Data extracted from a collection
=-=-=

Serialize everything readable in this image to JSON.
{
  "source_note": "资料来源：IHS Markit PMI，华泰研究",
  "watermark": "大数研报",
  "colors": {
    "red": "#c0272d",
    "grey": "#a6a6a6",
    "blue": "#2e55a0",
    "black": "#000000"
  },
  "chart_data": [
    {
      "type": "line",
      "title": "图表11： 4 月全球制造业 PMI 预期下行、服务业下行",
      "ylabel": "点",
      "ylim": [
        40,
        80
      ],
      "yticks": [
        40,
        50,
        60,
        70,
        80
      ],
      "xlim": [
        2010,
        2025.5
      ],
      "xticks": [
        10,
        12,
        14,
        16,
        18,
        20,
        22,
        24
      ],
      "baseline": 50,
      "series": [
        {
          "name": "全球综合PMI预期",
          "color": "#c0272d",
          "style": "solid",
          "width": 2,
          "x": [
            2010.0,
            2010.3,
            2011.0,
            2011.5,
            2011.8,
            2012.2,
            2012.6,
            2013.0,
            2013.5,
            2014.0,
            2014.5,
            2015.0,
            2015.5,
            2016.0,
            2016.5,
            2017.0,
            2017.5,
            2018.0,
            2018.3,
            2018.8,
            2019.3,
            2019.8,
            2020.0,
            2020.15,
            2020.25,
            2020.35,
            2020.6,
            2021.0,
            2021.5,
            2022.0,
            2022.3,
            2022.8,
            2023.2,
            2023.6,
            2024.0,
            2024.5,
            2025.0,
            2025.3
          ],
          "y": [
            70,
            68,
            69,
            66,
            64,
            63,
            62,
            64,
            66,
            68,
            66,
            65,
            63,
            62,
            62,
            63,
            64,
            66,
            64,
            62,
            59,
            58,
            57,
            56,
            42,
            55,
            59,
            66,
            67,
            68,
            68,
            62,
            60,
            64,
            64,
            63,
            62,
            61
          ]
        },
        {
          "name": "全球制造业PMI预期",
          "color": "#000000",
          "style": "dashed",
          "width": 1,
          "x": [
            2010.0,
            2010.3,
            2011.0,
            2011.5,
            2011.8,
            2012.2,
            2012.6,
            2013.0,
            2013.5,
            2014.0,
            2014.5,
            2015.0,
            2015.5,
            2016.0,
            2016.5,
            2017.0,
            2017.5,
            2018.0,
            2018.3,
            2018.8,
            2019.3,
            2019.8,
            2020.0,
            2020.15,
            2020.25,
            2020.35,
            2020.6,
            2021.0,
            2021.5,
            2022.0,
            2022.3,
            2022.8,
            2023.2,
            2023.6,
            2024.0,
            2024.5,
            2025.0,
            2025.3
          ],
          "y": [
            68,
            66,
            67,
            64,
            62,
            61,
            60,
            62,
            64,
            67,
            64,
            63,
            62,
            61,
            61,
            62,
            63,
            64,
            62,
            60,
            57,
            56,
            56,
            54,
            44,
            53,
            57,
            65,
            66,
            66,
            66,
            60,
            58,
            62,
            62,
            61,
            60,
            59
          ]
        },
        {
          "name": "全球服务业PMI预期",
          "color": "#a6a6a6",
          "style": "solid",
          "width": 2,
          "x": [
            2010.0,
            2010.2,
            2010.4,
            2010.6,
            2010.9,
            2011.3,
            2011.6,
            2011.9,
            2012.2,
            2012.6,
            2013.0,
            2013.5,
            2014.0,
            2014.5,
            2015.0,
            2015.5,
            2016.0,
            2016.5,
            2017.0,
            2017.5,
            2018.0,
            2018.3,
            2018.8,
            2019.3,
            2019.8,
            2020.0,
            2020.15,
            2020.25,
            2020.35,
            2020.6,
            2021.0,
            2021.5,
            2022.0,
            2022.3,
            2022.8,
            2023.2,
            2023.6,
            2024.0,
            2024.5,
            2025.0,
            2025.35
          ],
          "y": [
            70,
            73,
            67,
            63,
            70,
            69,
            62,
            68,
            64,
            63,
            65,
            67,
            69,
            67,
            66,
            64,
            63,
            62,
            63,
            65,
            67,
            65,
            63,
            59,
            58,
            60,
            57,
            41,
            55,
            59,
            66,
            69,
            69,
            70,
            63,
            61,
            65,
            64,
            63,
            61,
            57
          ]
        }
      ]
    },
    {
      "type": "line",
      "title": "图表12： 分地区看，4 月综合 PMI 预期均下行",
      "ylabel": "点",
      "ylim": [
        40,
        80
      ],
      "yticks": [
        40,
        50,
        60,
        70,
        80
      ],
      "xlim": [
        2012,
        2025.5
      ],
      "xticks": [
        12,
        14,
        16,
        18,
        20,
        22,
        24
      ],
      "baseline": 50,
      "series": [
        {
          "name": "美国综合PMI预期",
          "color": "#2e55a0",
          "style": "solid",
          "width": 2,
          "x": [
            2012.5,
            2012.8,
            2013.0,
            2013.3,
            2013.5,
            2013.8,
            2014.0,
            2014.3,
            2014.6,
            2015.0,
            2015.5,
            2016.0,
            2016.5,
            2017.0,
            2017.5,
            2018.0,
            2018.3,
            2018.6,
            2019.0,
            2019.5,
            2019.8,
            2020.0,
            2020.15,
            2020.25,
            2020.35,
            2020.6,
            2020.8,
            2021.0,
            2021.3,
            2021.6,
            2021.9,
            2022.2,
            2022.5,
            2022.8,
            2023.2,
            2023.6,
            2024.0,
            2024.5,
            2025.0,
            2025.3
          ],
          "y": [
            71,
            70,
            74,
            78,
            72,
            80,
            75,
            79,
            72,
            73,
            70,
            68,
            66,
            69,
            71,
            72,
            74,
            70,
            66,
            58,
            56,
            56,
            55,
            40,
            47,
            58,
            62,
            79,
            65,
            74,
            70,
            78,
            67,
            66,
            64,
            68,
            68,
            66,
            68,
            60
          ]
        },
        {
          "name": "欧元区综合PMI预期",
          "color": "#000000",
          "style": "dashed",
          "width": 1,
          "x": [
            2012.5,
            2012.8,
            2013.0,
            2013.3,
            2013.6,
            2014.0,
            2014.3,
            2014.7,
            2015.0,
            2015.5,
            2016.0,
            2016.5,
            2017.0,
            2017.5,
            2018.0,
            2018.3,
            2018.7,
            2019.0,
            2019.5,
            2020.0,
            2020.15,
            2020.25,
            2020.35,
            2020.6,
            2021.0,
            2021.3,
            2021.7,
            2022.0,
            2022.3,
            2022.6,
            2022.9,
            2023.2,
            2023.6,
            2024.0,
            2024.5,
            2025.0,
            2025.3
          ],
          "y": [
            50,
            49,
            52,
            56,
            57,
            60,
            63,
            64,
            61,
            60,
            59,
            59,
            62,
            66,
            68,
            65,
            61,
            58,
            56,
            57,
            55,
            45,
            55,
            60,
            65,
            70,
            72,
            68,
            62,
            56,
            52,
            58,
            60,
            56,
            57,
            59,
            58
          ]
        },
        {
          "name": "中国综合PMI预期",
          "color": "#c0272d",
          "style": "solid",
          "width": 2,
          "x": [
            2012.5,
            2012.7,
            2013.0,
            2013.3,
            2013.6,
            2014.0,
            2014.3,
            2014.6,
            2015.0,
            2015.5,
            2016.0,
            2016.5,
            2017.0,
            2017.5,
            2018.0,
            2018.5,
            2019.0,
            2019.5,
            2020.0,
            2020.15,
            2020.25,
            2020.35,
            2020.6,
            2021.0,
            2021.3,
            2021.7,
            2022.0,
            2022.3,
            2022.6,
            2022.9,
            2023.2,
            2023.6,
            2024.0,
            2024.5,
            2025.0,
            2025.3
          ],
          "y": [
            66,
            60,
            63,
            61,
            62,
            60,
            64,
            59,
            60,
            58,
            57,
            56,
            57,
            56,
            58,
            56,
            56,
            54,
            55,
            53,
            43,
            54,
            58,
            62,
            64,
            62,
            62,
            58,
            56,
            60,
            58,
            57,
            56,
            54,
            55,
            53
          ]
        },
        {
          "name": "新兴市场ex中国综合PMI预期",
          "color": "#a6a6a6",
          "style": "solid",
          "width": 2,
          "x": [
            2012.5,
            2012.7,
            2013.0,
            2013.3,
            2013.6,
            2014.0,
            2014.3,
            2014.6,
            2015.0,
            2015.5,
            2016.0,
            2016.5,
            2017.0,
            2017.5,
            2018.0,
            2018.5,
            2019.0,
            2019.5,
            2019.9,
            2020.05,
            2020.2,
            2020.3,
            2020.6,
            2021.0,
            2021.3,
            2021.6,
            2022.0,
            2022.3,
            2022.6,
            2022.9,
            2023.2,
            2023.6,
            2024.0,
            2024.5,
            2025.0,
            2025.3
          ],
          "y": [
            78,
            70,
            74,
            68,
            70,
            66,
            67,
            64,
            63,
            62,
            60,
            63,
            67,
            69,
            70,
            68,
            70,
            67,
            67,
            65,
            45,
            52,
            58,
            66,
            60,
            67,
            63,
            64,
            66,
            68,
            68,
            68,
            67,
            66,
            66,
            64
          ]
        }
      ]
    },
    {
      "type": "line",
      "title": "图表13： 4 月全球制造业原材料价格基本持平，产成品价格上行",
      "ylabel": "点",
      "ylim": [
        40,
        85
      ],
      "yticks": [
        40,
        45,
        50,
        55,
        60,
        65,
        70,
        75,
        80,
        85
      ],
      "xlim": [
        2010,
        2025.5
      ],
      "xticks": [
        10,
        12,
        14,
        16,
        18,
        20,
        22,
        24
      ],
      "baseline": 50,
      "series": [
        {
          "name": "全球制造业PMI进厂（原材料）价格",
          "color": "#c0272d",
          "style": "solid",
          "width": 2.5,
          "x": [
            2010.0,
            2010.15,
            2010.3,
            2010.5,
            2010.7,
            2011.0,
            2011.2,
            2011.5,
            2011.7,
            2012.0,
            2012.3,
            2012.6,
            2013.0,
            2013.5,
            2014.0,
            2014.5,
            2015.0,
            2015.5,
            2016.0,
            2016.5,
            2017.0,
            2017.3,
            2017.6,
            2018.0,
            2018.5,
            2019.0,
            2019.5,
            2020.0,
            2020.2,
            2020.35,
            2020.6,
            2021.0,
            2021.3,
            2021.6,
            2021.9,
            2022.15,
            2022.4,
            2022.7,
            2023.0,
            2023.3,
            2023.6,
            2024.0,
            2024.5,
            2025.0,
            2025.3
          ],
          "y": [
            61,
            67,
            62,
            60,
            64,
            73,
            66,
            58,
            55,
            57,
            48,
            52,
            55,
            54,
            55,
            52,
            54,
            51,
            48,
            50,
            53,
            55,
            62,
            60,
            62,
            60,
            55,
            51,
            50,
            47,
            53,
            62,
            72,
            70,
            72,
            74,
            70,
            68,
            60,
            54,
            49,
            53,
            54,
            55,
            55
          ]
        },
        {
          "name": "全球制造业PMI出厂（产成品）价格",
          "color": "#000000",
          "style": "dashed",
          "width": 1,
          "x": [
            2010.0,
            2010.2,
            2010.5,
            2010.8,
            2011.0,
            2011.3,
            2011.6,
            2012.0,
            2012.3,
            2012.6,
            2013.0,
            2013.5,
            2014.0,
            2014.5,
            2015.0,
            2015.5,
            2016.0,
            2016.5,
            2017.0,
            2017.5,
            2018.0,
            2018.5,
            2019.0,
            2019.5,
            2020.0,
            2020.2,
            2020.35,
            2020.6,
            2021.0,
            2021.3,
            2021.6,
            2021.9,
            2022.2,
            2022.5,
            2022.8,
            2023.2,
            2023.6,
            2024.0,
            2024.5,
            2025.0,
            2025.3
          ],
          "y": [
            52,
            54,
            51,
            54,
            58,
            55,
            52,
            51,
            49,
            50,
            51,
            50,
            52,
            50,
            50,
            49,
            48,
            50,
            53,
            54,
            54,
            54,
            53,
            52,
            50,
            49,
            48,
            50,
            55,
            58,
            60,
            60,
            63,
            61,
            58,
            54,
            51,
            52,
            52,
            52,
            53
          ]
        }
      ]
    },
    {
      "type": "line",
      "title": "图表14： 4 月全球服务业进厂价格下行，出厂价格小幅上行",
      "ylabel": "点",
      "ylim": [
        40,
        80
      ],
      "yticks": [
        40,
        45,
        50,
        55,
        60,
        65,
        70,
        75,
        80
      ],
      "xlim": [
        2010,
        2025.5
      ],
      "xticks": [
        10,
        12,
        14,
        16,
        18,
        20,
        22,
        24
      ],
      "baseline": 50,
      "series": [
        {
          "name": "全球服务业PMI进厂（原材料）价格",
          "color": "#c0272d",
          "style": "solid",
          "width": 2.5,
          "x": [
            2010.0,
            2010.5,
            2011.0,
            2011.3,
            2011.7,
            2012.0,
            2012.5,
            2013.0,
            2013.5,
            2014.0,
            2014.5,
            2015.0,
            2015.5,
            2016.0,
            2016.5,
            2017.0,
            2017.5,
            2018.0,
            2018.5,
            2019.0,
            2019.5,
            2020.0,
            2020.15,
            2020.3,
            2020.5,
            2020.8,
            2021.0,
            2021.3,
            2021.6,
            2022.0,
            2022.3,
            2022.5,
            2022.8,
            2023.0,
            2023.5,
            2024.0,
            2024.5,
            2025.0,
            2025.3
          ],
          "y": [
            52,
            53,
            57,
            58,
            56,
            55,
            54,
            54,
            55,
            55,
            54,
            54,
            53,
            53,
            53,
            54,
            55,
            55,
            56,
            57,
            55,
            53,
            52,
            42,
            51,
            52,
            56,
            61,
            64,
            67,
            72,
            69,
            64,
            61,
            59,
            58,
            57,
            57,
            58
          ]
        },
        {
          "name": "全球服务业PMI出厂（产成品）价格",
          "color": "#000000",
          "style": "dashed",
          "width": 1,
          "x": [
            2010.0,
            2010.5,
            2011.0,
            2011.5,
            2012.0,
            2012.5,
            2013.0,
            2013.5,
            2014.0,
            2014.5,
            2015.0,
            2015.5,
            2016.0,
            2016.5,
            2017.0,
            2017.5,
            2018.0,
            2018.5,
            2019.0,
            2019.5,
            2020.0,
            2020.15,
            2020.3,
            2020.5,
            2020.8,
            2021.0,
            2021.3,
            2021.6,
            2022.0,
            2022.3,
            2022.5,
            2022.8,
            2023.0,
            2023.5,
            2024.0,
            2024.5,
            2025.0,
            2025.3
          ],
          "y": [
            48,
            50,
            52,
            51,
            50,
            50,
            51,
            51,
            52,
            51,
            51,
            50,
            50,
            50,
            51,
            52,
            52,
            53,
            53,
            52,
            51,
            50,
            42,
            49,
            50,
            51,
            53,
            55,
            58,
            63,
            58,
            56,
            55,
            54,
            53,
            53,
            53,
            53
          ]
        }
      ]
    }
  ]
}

=-=-=

→ Directive
Pull out every line in the data above that has the word "name".

→ Exercise result
          "name": "全球综合PMI预期",
          "name": "全球制造业PMI预期",
          "name": "全球服务业PMI预期",
          "name": "美国综合PMI预期",
          "name": "欧元区综合PMI预期",
          "name": "中国综合PMI预期",
          "name": "新兴市场ex中国综合PMI预期",
          "name": "全球制造业PMI进厂（原材料）价格",
          "name": "全球制造业PMI出厂（产成品）价格",
          "name": "全球服务业PMI进厂（原材料）价格",
          "name": "全球服务业PMI出厂（产成品）价格",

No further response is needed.